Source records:
_____
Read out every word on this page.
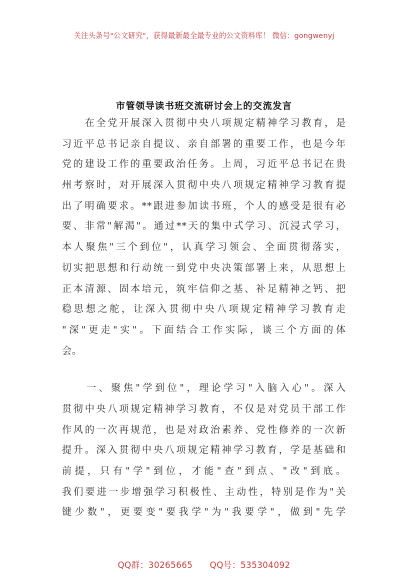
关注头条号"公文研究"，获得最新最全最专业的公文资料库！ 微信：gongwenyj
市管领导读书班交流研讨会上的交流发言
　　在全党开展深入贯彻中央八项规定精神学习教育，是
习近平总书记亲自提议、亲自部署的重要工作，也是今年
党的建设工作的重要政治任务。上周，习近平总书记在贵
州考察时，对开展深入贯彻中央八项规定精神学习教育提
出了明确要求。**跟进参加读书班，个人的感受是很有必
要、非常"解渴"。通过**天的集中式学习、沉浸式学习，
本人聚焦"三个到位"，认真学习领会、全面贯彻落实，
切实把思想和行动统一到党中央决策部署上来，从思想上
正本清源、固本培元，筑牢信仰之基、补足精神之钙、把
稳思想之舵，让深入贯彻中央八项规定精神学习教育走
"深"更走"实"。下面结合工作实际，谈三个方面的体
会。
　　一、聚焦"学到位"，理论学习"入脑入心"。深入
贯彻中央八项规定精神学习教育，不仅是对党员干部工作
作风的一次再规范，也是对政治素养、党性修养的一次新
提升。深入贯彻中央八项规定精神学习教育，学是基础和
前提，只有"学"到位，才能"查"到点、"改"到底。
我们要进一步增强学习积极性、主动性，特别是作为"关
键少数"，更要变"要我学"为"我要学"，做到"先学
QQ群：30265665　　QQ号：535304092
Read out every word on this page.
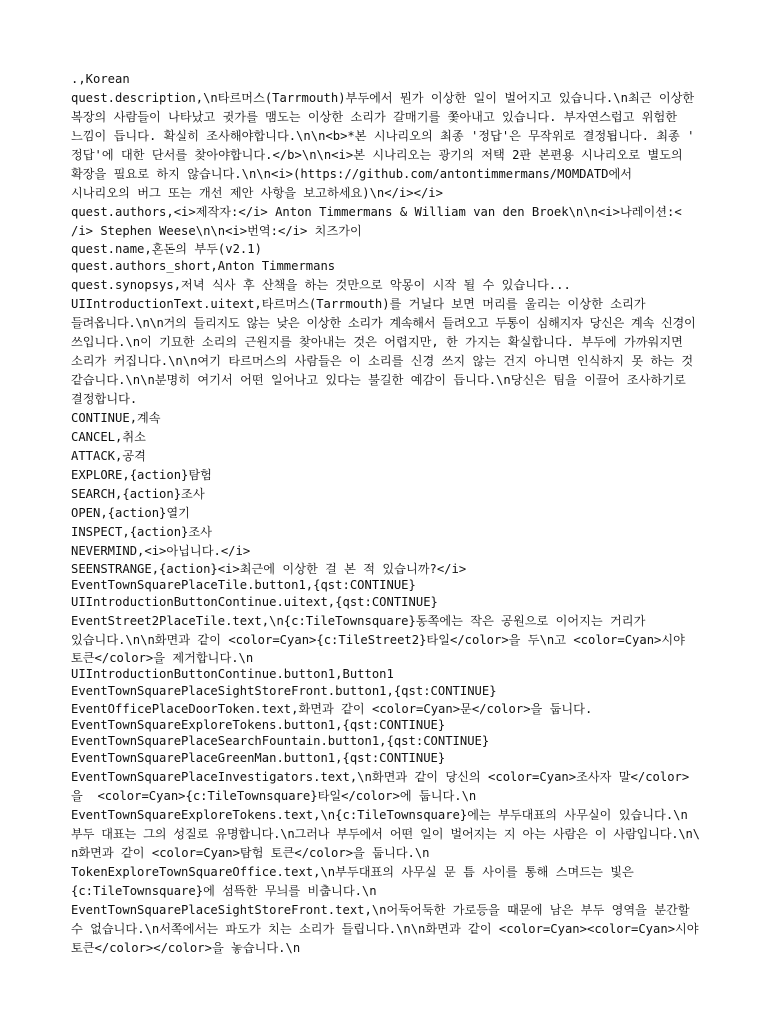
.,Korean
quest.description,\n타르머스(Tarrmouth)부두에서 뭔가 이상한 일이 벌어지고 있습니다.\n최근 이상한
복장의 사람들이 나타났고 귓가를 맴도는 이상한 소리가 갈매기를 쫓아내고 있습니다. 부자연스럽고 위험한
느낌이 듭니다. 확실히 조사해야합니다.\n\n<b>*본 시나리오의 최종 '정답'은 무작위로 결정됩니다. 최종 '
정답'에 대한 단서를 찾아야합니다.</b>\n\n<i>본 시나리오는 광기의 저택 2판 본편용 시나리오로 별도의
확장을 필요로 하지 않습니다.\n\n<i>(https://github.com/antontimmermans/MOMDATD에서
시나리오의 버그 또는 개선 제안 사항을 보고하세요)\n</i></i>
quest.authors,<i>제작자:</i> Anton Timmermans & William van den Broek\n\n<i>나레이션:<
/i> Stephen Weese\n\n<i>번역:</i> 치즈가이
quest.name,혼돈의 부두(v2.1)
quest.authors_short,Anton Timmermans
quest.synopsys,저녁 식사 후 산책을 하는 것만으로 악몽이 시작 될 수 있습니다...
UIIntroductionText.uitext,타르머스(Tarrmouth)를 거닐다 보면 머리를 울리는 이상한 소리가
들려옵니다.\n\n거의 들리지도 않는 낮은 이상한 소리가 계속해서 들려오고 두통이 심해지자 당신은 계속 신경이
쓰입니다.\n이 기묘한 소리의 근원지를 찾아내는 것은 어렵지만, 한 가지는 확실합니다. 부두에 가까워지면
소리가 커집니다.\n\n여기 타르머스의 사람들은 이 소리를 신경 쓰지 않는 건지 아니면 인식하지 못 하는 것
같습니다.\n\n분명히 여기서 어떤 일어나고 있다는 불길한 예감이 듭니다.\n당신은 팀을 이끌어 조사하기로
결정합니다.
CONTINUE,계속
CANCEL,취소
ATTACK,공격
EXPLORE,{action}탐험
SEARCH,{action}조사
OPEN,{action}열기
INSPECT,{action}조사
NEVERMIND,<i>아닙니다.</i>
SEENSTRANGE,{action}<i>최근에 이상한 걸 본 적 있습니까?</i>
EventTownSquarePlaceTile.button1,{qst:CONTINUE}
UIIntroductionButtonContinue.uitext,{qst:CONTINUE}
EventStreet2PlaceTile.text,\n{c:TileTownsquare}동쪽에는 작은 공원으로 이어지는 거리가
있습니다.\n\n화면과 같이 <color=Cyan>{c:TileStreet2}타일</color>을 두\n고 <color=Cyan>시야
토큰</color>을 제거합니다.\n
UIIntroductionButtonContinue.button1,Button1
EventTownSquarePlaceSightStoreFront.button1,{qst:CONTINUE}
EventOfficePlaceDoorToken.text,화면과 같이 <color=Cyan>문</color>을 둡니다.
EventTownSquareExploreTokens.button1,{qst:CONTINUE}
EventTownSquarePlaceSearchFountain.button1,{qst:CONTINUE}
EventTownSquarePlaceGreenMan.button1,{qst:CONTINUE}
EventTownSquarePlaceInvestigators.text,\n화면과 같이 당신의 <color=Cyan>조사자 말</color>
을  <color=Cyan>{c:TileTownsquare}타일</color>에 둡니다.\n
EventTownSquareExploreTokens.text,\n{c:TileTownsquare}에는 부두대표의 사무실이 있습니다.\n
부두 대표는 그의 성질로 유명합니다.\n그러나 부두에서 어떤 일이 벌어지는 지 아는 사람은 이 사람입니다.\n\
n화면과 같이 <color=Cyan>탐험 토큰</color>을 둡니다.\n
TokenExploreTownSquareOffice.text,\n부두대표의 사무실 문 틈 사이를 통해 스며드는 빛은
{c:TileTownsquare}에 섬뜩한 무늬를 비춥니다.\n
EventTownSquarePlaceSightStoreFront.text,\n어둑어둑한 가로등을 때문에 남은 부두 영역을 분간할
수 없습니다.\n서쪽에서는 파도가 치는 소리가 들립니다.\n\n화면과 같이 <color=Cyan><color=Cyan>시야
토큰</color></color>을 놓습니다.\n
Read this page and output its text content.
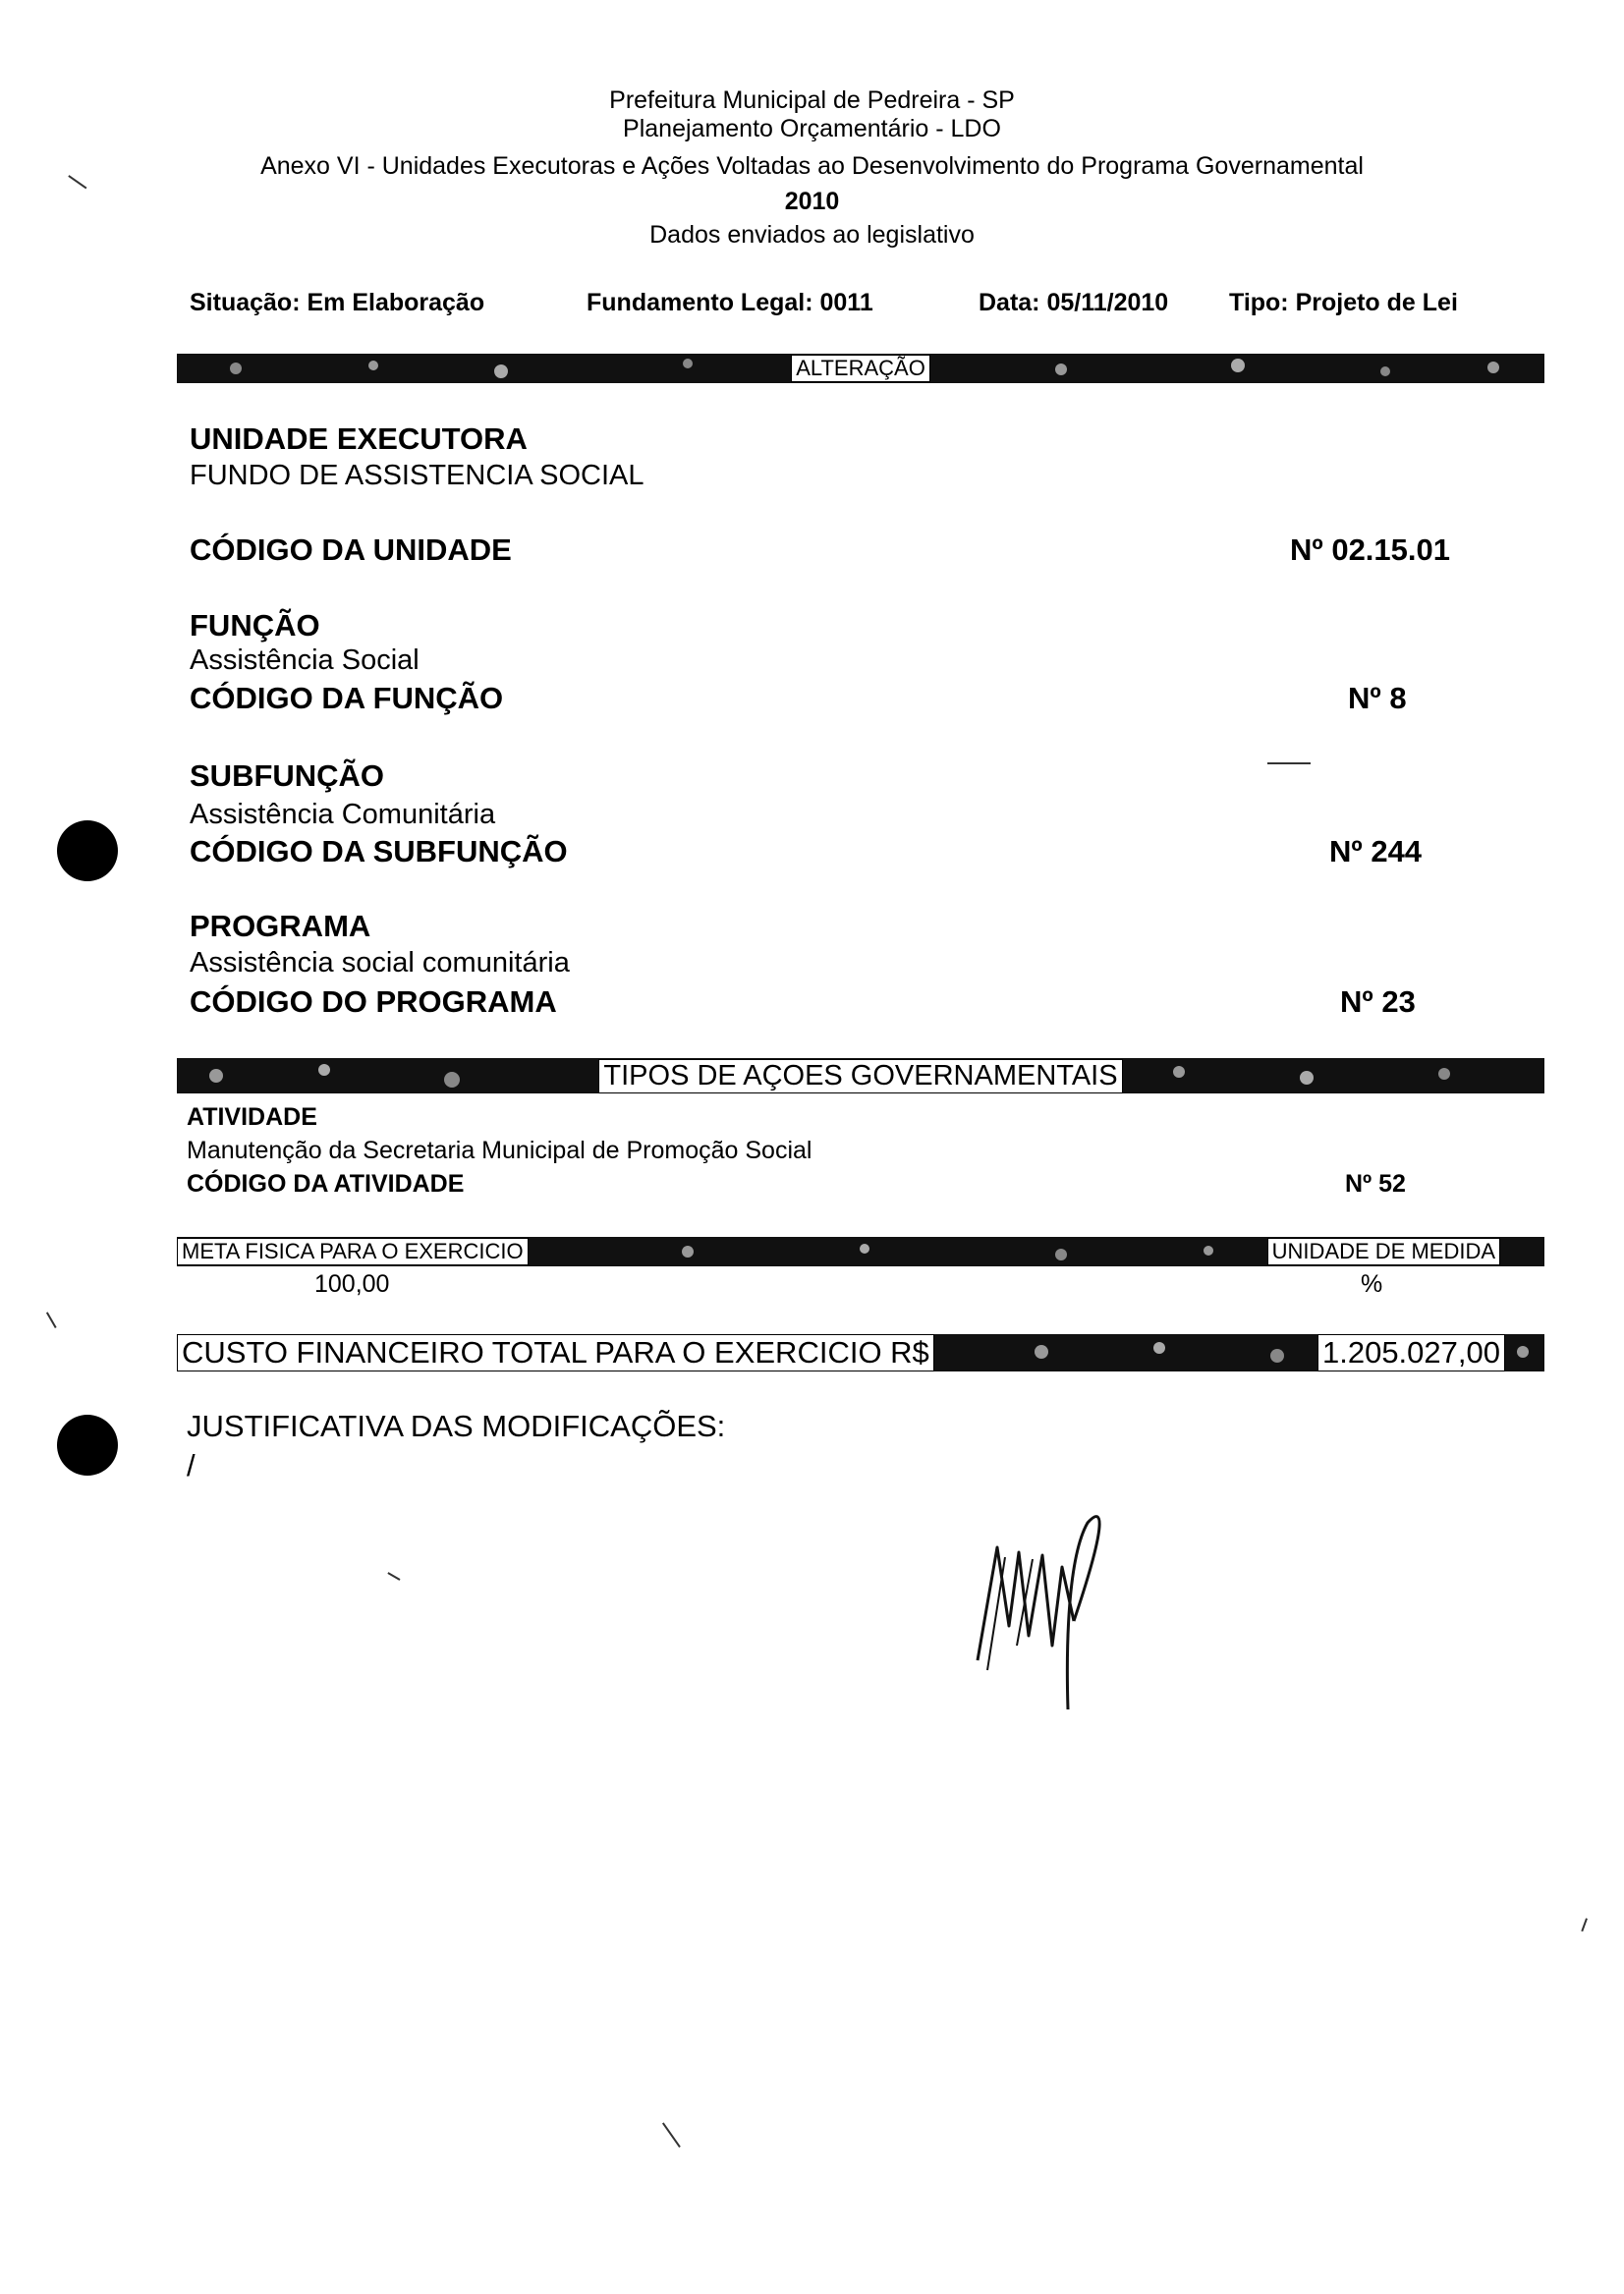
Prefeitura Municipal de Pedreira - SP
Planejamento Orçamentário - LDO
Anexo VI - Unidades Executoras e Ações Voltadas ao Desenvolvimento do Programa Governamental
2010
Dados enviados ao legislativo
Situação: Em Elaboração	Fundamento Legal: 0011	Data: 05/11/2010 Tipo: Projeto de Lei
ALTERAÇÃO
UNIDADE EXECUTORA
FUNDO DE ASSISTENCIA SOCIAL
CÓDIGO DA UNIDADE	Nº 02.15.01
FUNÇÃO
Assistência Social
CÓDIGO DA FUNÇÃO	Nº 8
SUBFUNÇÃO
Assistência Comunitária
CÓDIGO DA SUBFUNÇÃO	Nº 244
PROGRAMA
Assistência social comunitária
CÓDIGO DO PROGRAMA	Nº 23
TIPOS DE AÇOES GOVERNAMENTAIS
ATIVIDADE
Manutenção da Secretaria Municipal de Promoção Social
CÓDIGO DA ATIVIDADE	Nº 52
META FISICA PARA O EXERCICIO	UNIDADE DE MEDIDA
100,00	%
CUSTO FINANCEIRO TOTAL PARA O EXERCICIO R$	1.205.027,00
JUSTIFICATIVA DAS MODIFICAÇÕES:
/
_____
Leave the images out, please, and restate each line word for word.

Read out every word on this page.
关注头条号"公文研究"，获得最新最全最专业的公文资料库！ 微信：gongwenyj
市管领导读书班交流研讨会上的交流发言
　　在全党开展深入贯彻中央八项规定精神学习教育，是
习近平总书记亲自提议、亲自部署的重要工作，也是今年
党的建设工作的重要政治任务。上周，习近平总书记在贵
州考察时，对开展深入贯彻中央八项规定精神学习教育提
出了明确要求。**跟进参加读书班，个人的感受是很有必
要、非常"解渴"。通过**天的集中式学习、沉浸式学习，
本人聚焦"三个到位"，认真学习领会、全面贯彻落实，
切实把思想和行动统一到党中央决策部署上来，从思想上
正本清源、固本培元，筑牢信仰之基、补足精神之钙、把
稳思想之舵，让深入贯彻中央八项规定精神学习教育走
"深"更走"实"。下面结合工作实际，谈三个方面的体
会。
　　一、聚焦"学到位"，理论学习"入脑入心"。深入
贯彻中央八项规定精神学习教育，不仅是对党员干部工作
作风的一次再规范，也是对政治素养、党性修养的一次新
提升。深入贯彻中央八项规定精神学习教育，学是基础和
前提，只有"学"到位，才能"查"到点、"改"到底。
我们要进一步增强学习积极性、主动性，特别是作为"关
键少数"，更要变"要我学"为"我要学"，做到"先学
QQ群：30265665　　QQ号：535304092
Read out every word on this page.
.,Korean
quest.description,\n타르머스(Tarrmouth)부두에서 뭔가 이상한 일이 벌어지고 있습니다.\n최근 이상한
복장의 사람들이 나타났고 귓가를 맴도는 이상한 소리가 갈매기를 쫓아내고 있습니다. 부자연스럽고 위험한
느낌이 듭니다. 확실히 조사해야합니다.\n\n<b>*본 시나리오의 최종 '정답'은 무작위로 결정됩니다. 최종 '
정답'에 대한 단서를 찾아야합니다.</b>\n\n<i>본 시나리오는 광기의 저택 2판 본편용 시나리오로 별도의
확장을 필요로 하지 않습니다.\n\n<i>(https://github.com/antontimmermans/MOMDATD에서
시나리오의 버그 또는 개선 제안 사항을 보고하세요)\n</i></i>
quest.authors,<i>제작자:</i> Anton Timmermans & William van den Broek\n\n<i>나레이션:<
/i> Stephen Weese\n\n<i>번역:</i> 치즈가이
quest.name,혼돈의 부두(v2.1)
quest.authors_short,Anton Timmermans
quest.synopsys,저녁 식사 후 산책을 하는 것만으로 악몽이 시작 될 수 있습니다...
UIIntroductionText.uitext,타르머스(Tarrmouth)를 거닐다 보면 머리를 울리는 이상한 소리가
들려옵니다.\n\n거의 들리지도 않는 낮은 이상한 소리가 계속해서 들려오고 두통이 심해지자 당신은 계속 신경이
쓰입니다.\n이 기묘한 소리의 근원지를 찾아내는 것은 어렵지만, 한 가지는 확실합니다. 부두에 가까워지면
소리가 커집니다.\n\n여기 타르머스의 사람들은 이 소리를 신경 쓰지 않는 건지 아니면 인식하지 못 하는 것
같습니다.\n\n분명히 여기서 어떤 일어나고 있다는 불길한 예감이 듭니다.\n당신은 팀을 이끌어 조사하기로
결정합니다.
CONTINUE,계속
CANCEL,취소
ATTACK,공격
EXPLORE,{action}탐험
SEARCH,{action}조사
OPEN,{action}열기
INSPECT,{action}조사
NEVERMIND,<i>아닙니다.</i>
SEENSTRANGE,{action}<i>최근에 이상한 걸 본 적 있습니까?</i>
EventTownSquarePlaceTile.button1,{qst:CONTINUE}
UIIntroductionButtonContinue.uitext,{qst:CONTINUE}
EventStreet2PlaceTile.text,\n{c:TileTownsquare}동쪽에는 작은 공원으로 이어지는 거리가
있습니다.\n\n화면과 같이 <color=Cyan>{c:TileStreet2}타일</color>을 두\n고 <color=Cyan>시야
토큰</color>을 제거합니다.\n
UIIntroductionButtonContinue.button1,Button1
EventTownSquarePlaceSightStoreFront.button1,{qst:CONTINUE}
EventOfficePlaceDoorToken.text,화면과 같이 <color=Cyan>문</color>을 둡니다.
EventTownSquareExploreTokens.button1,{qst:CONTINUE}
EventTownSquarePlaceSearchFountain.button1,{qst:CONTINUE}
EventTownSquarePlaceGreenMan.button1,{qst:CONTINUE}
EventTownSquarePlaceInvestigators.text,\n화면과 같이 당신의 <color=Cyan>조사자 말</color>
을  <color=Cyan>{c:TileTownsquare}타일</color>에 둡니다.\n
EventTownSquareExploreTokens.text,\n{c:TileTownsquare}에는 부두대표의 사무실이 있습니다.\n
부두 대표는 그의 성질로 유명합니다.\n그러나 부두에서 어떤 일이 벌어지는 지 아는 사람은 이 사람입니다.\n\
n화면과 같이 <color=Cyan>탐험 토큰</color>을 둡니다.\n
TokenExploreTownSquareOffice.text,\n부두대표의 사무실 문 틈 사이를 통해 스며드는 빛은
{c:TileTownsquare}에 섬뜩한 무늬를 비춥니다.\n
EventTownSquarePlaceSightStoreFront.text,\n어둑어둑한 가로등을 때문에 남은 부두 영역을 분간할
수 없습니다.\n서쪽에서는 파도가 치는 소리가 들립니다.\n\n화면과 같이 <color=Cyan><color=Cyan>시야
토큰</color></color>을 놓습니다.\n
Read this page and output its text content.
Prefeitura Municipal de Pedreira - SP
Planejamento Orçamentário - LDO
Anexo VI - Unidades Executoras e Ações Voltadas ao Desenvolvimento do Programa Governamental
2010
Dados enviados ao legislativo
Situação: Em Elaboração	Fundamento Legal: 0011	Data: 05/11/2010 Tipo: Projeto de Lei
ALTERAÇÃO
UNIDADE EXECUTORA
FUNDO DE ASSISTENCIA SOCIAL
CÓDIGO DA UNIDADE	Nº 02.15.01
FUNÇÃO
Assistência Social
CÓDIGO DA FUNÇÃO	Nº 8
SUBFUNÇÃO
Assistência Comunitária
CÓDIGO DA SUBFUNÇÃO	Nº 244
PROGRAMA
Assistência social comunitária
CÓDIGO DO PROGRAMA	Nº 23
TIPOS DE AÇOES GOVERNAMENTAIS
ATIVIDADE
Manutenção da Secretaria Municipal de Promoção Social
CÓDIGO DA ATIVIDADE	Nº 52
META FISICA PARA O EXERCICIO	UNIDADE DE MEDIDA
100,00	%
CUSTO FINANCEIRO TOTAL PARA O EXERCICIO R$	1.205.027,00
JUSTIFICATIVA DAS MODIFICAÇÕES:
/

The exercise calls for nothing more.